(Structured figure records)
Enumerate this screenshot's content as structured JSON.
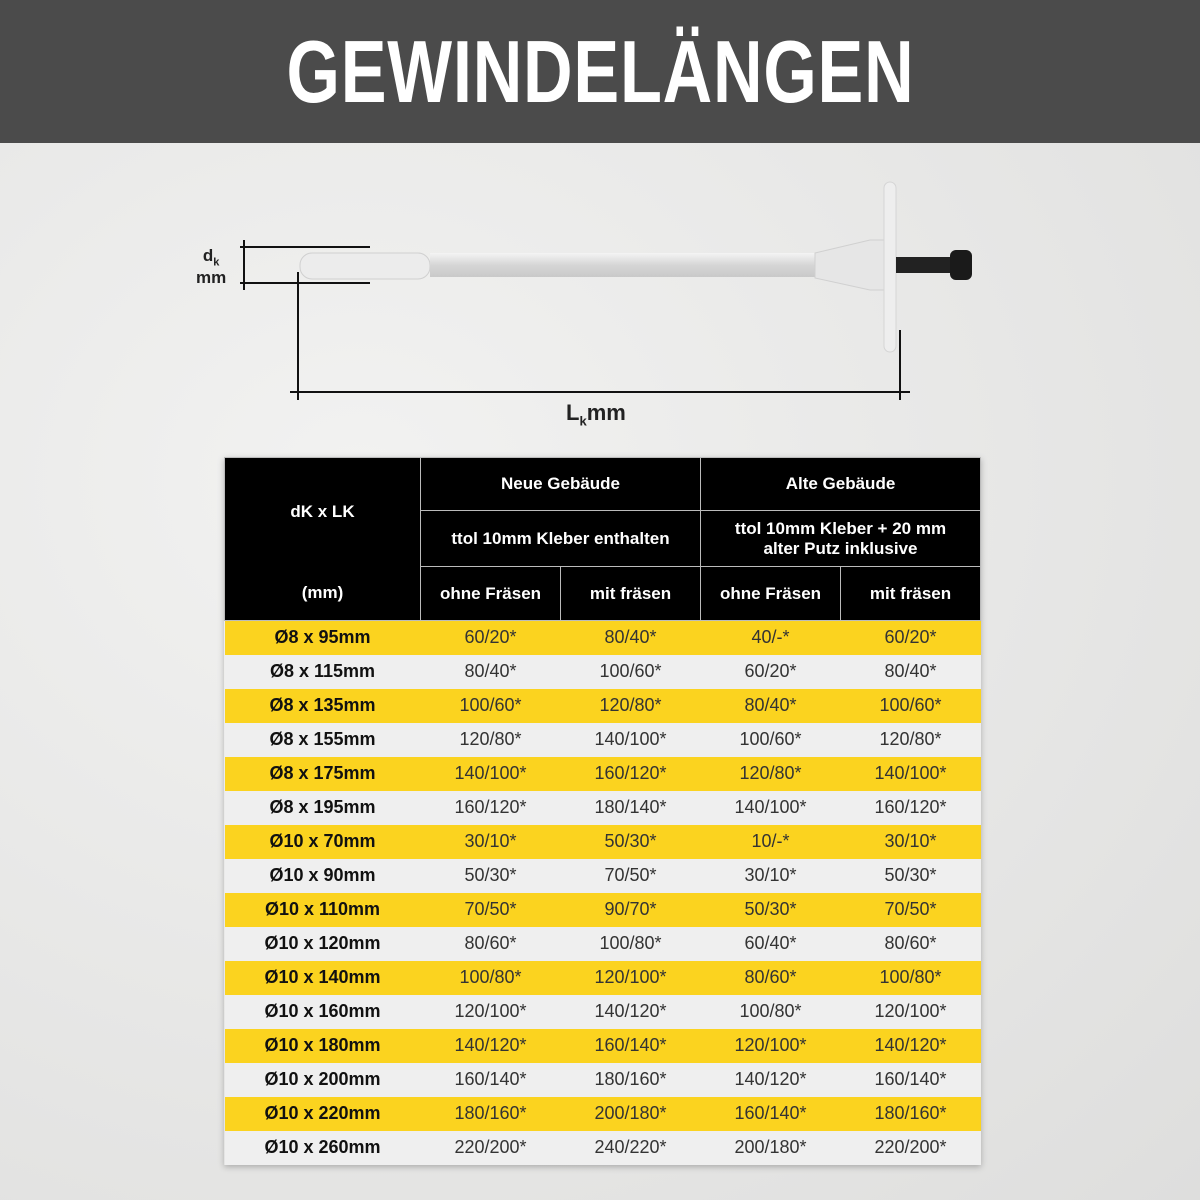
{
  "title": "GEWINDELÄNGEN",
  "diagram": {
    "dk_label": "d",
    "dk_sub": "k",
    "dk_unit": "mm",
    "lk_label": "L",
    "lk_sub": "k",
    "lk_unit": "mm"
  },
  "table": {
    "first_header_top": "dK x LK",
    "first_header_bottom": "(mm)",
    "group_new": "Neue Gebäude",
    "group_old": "Alte Gebäude",
    "sub_new": "ttol 10mm Kleber enthalten",
    "sub_old_line1": "ttol 10mm Kleber + 20 mm",
    "sub_old_line2": "alter Putz inklusive",
    "cols": [
      "ohne Fräsen",
      "mit fräsen",
      "ohne Fräsen",
      "mit fräsen"
    ],
    "rows": [
      [
        "Ø8 x 95mm",
        "60/20*",
        "80/40*",
        "40/-*",
        "60/20*"
      ],
      [
        "Ø8 x 115mm",
        "80/40*",
        "100/60*",
        "60/20*",
        "80/40*"
      ],
      [
        "Ø8 x 135mm",
        "100/60*",
        "120/80*",
        "80/40*",
        "100/60*"
      ],
      [
        "Ø8 x 155mm",
        "120/80*",
        "140/100*",
        "100/60*",
        "120/80*"
      ],
      [
        "Ø8 x 175mm",
        "140/100*",
        "160/120*",
        "120/80*",
        "140/100*"
      ],
      [
        "Ø8 x 195mm",
        "160/120*",
        "180/140*",
        "140/100*",
        "160/120*"
      ],
      [
        "Ø10 x 70mm",
        "30/10*",
        "50/30*",
        "10/-*",
        "30/10*"
      ],
      [
        "Ø10 x 90mm",
        "50/30*",
        "70/50*",
        "30/10*",
        "50/30*"
      ],
      [
        "Ø10 x 110mm",
        "70/50*",
        "90/70*",
        "50/30*",
        "70/50*"
      ],
      [
        "Ø10 x 120mm",
        "80/60*",
        "100/80*",
        "60/40*",
        "80/60*"
      ],
      [
        "Ø10 x 140mm",
        "100/80*",
        "120/100*",
        "80/60*",
        "100/80*"
      ],
      [
        "Ø10 x 160mm",
        "120/100*",
        "140/120*",
        "100/80*",
        "120/100*"
      ],
      [
        "Ø10 x 180mm",
        "140/120*",
        "160/140*",
        "120/100*",
        "140/120*"
      ],
      [
        "Ø10 x 200mm",
        "160/140*",
        "180/160*",
        "140/120*",
        "160/140*"
      ],
      [
        "Ø10 x 220mm",
        "180/160*",
        "200/180*",
        "160/140*",
        "180/160*"
      ],
      [
        "Ø10 x 260mm",
        "220/200*",
        "240/220*",
        "200/180*",
        "220/200*"
      ]
    ]
  },
  "colors": {
    "header_bg": "#4b4b4b",
    "yellow": "#fbd31f",
    "gray_row": "#efefef",
    "table_header": "#000000"
  }
}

▶ **WHAT IS NEEDED**:
Quote each line of the listing exactly, but leave the pictures out.

▶ **COMPLETED TASK**:
Enumerate this screenshot's content as structured JSON.
{
  "title": "GEWINDELÄNGEN",
  "diagram": {
    "dk_label": "d",
    "dk_sub": "k",
    "dk_unit": "mm",
    "lk_label": "L",
    "lk_sub": "k",
    "lk_unit": "mm"
  },
  "table": {
    "first_header_top": "dK x LK",
    "first_header_bottom": "(mm)",
    "group_new": "Neue Gebäude",
    "group_old": "Alte Gebäude",
    "sub_new": "ttol 10mm Kleber enthalten",
    "sub_old_line1": "ttol 10mm Kleber + 20 mm",
    "sub_old_line2": "alter Putz inklusive",
    "cols": [
      "ohne Fräsen",
      "mit fräsen",
      "ohne Fräsen",
      "mit fräsen"
    ],
    "rows": [
      [
        "Ø8 x 95mm",
        "60/20*",
        "80/40*",
        "40/-*",
        "60/20*"
      ],
      [
        "Ø8 x 115mm",
        "80/40*",
        "100/60*",
        "60/20*",
        "80/40*"
      ],
      [
        "Ø8 x 135mm",
        "100/60*",
        "120/80*",
        "80/40*",
        "100/60*"
      ],
      [
        "Ø8 x 155mm",
        "120/80*",
        "140/100*",
        "100/60*",
        "120/80*"
      ],
      [
        "Ø8 x 175mm",
        "140/100*",
        "160/120*",
        "120/80*",
        "140/100*"
      ],
      [
        "Ø8 x 195mm",
        "160/120*",
        "180/140*",
        "140/100*",
        "160/120*"
      ],
      [
        "Ø10 x 70mm",
        "30/10*",
        "50/30*",
        "10/-*",
        "30/10*"
      ],
      [
        "Ø10 x 90mm",
        "50/30*",
        "70/50*",
        "30/10*",
        "50/30*"
      ],
      [
        "Ø10 x 110mm",
        "70/50*",
        "90/70*",
        "50/30*",
        "70/50*"
      ],
      [
        "Ø10 x 120mm",
        "80/60*",
        "100/80*",
        "60/40*",
        "80/60*"
      ],
      [
        "Ø10 x 140mm",
        "100/80*",
        "120/100*",
        "80/60*",
        "100/80*"
      ],
      [
        "Ø10 x 160mm",
        "120/100*",
        "140/120*",
        "100/80*",
        "120/100*"
      ],
      [
        "Ø10 x 180mm",
        "140/120*",
        "160/140*",
        "120/100*",
        "140/120*"
      ],
      [
        "Ø10 x 200mm",
        "160/140*",
        "180/160*",
        "140/120*",
        "160/140*"
      ],
      [
        "Ø10 x 220mm",
        "180/160*",
        "200/180*",
        "160/140*",
        "180/160*"
      ],
      [
        "Ø10 x 260mm",
        "220/200*",
        "240/220*",
        "200/180*",
        "220/200*"
      ]
    ]
  },
  "colors": {
    "header_bg": "#4b4b4b",
    "yellow": "#fbd31f",
    "gray_row": "#efefef",
    "table_header": "#000000"
  }
}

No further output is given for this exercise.